[Written instruction]: Gather the lines that hold the string "name".

[Dataset extract]:
━━━━━━━━━━━━━━━━━━━━
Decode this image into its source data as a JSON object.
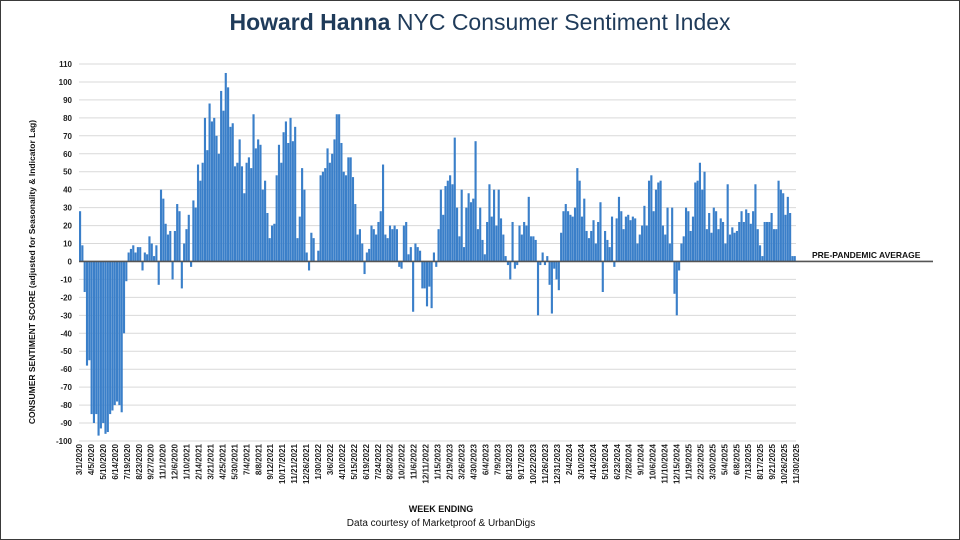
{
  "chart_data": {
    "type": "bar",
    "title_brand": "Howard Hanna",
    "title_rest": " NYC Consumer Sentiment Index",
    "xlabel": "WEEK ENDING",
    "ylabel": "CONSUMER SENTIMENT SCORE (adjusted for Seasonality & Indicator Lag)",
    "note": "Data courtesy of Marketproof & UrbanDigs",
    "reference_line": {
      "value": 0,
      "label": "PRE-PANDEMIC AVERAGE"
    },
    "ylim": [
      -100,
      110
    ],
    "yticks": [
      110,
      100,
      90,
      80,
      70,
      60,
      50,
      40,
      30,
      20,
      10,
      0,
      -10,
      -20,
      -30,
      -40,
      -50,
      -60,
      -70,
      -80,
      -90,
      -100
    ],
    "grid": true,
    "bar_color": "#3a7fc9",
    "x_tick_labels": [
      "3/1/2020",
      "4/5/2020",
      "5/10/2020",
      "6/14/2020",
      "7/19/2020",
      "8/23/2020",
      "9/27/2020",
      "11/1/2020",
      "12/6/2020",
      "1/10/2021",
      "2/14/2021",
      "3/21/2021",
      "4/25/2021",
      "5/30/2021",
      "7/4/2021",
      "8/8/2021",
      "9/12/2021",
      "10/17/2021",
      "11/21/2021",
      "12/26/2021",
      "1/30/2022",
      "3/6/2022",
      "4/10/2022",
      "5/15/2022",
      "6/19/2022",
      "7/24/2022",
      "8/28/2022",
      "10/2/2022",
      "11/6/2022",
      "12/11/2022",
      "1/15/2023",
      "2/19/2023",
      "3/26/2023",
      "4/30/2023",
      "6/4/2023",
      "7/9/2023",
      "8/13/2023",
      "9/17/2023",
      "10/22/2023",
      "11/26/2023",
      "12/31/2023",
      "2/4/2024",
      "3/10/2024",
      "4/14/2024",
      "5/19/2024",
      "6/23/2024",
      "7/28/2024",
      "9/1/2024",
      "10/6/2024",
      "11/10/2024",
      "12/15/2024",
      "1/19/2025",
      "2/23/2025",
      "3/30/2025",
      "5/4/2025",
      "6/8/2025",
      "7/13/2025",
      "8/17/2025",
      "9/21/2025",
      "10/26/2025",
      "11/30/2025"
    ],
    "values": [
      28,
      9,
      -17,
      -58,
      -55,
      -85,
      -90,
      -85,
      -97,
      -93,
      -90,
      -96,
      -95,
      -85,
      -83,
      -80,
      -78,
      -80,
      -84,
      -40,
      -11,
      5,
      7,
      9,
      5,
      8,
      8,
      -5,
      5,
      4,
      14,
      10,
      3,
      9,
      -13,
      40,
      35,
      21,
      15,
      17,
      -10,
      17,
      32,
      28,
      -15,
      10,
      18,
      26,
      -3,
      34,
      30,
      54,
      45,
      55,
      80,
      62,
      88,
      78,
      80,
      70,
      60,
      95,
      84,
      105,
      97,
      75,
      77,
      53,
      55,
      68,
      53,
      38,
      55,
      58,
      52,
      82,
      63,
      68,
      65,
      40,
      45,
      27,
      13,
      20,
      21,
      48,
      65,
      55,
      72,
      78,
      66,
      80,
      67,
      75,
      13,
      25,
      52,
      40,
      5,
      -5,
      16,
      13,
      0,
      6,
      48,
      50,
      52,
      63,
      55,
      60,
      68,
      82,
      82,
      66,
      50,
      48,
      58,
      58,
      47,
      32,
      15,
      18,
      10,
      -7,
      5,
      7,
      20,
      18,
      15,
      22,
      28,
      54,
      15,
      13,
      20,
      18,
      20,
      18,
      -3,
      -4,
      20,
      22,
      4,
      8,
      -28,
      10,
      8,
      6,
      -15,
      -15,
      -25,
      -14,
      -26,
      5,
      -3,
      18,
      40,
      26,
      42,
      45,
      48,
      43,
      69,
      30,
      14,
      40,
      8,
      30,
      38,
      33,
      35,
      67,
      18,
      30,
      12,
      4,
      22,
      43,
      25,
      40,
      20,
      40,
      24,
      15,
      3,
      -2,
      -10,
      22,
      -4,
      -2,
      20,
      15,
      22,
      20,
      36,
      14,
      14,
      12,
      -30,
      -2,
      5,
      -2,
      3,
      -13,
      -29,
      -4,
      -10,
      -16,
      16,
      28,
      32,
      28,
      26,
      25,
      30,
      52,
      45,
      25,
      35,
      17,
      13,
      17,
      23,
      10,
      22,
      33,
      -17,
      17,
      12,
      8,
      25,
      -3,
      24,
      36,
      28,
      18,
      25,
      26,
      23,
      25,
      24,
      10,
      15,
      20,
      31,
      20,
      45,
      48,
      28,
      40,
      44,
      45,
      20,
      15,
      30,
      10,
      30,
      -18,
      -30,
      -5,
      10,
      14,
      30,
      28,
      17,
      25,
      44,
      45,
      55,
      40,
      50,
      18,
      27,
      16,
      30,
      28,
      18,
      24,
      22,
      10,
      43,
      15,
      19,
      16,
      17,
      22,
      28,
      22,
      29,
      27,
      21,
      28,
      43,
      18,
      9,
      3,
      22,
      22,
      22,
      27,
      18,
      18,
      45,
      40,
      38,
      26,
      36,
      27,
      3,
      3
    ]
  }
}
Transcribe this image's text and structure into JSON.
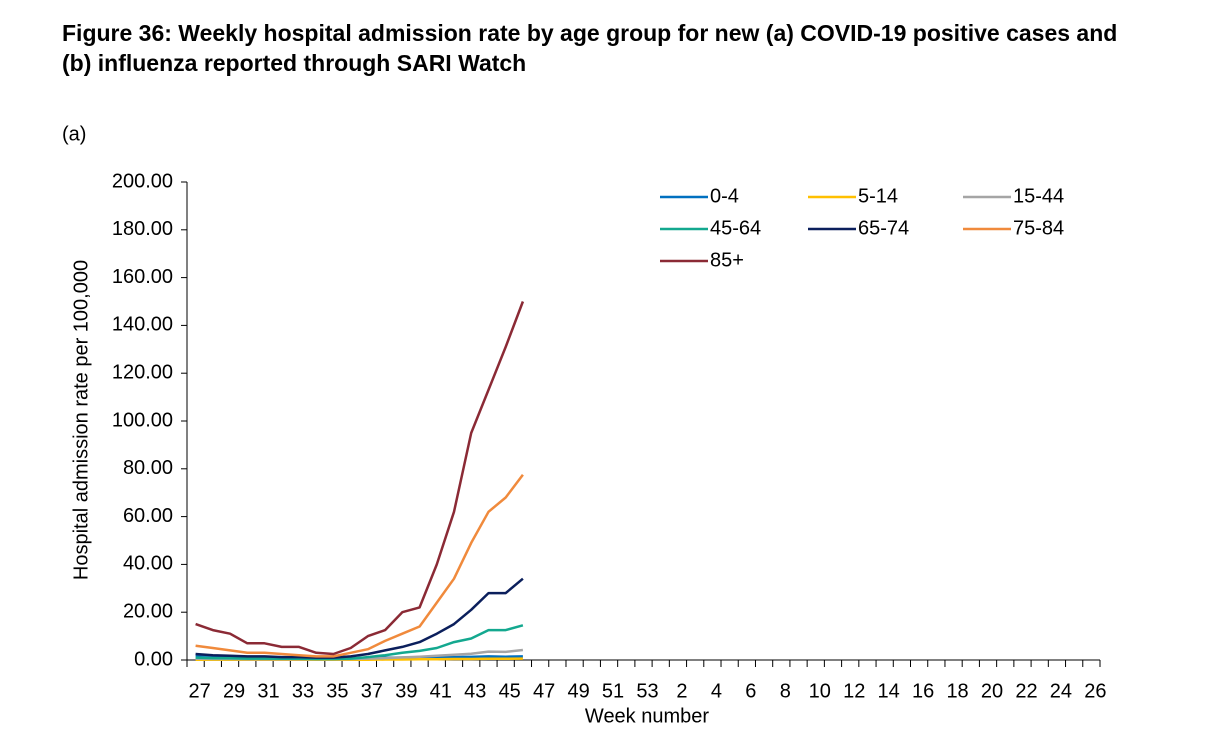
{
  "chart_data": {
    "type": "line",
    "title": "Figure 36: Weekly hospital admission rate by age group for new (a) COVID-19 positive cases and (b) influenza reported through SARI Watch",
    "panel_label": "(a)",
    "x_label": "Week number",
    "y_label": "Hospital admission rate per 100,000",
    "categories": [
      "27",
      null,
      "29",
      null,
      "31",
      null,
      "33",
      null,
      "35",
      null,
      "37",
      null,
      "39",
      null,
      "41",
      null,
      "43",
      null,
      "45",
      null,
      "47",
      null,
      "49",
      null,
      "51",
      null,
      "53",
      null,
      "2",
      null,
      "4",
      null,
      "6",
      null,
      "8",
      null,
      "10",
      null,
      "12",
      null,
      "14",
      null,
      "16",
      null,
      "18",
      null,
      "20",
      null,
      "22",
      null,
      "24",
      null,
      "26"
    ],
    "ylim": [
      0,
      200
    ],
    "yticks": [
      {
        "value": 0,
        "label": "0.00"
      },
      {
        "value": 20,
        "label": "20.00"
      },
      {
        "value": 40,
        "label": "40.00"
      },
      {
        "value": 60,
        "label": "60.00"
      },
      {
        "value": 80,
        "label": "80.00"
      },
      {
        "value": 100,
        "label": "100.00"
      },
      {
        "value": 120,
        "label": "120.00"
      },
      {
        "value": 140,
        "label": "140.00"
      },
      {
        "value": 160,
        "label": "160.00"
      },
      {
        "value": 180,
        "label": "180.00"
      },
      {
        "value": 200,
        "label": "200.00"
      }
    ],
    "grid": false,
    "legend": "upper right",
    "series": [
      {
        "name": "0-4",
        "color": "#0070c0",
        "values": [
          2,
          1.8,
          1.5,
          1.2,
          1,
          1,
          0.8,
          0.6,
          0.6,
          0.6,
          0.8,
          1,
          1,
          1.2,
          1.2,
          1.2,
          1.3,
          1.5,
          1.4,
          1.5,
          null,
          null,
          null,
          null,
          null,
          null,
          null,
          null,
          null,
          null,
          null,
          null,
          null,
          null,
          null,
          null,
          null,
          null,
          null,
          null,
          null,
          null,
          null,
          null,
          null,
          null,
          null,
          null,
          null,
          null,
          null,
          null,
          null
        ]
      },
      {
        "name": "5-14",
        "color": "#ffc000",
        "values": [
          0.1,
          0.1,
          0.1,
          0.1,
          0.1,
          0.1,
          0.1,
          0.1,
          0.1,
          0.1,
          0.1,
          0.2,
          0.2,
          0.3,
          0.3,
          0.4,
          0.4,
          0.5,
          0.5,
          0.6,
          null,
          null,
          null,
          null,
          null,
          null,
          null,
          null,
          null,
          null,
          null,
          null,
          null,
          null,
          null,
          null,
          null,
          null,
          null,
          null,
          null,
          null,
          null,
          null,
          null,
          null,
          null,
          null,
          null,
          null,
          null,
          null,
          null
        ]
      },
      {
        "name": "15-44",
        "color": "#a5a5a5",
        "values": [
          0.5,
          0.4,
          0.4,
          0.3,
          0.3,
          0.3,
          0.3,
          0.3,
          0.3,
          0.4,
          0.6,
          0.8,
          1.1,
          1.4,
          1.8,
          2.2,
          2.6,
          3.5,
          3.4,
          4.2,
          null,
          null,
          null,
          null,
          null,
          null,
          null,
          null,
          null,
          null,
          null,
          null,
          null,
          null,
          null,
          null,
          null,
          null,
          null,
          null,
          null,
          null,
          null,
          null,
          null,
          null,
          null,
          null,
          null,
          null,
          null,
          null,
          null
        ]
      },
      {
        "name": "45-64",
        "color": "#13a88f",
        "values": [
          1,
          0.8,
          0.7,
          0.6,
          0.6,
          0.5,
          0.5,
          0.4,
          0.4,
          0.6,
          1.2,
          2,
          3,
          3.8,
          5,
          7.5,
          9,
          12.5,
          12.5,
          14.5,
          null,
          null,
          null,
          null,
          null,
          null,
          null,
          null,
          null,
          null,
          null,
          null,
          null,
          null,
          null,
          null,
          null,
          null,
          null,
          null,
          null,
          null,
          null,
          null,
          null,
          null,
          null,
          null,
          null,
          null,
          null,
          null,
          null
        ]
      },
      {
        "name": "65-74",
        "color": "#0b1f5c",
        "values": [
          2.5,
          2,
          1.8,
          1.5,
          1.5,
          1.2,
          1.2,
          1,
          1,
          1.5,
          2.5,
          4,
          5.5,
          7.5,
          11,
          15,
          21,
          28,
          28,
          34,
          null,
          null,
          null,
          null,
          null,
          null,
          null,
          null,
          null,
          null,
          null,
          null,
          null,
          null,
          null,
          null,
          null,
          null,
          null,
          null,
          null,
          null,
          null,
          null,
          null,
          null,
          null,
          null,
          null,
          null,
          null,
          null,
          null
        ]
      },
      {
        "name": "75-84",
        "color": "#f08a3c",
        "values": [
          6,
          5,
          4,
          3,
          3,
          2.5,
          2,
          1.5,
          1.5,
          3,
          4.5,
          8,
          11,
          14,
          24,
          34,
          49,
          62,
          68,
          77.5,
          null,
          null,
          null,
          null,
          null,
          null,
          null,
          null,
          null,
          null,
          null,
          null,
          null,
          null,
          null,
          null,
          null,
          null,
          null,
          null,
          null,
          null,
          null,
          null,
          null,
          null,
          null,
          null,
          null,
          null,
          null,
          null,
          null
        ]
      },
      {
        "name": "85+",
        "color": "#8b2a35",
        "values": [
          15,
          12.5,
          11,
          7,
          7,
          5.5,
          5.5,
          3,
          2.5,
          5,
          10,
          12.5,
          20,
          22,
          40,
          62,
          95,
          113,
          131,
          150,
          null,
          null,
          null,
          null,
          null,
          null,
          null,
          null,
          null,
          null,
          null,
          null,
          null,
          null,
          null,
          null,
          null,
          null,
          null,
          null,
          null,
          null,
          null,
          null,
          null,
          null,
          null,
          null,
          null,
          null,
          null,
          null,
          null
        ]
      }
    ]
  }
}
━━━━━━━━━━━━━━━━━━━━
[Reply]:
        "name": "0-4",
        "name": "5-14",
        "name": "15-44",
        "name": "45-64",
        "name": "65-74",
        "name": "75-84",
        "name": "85+",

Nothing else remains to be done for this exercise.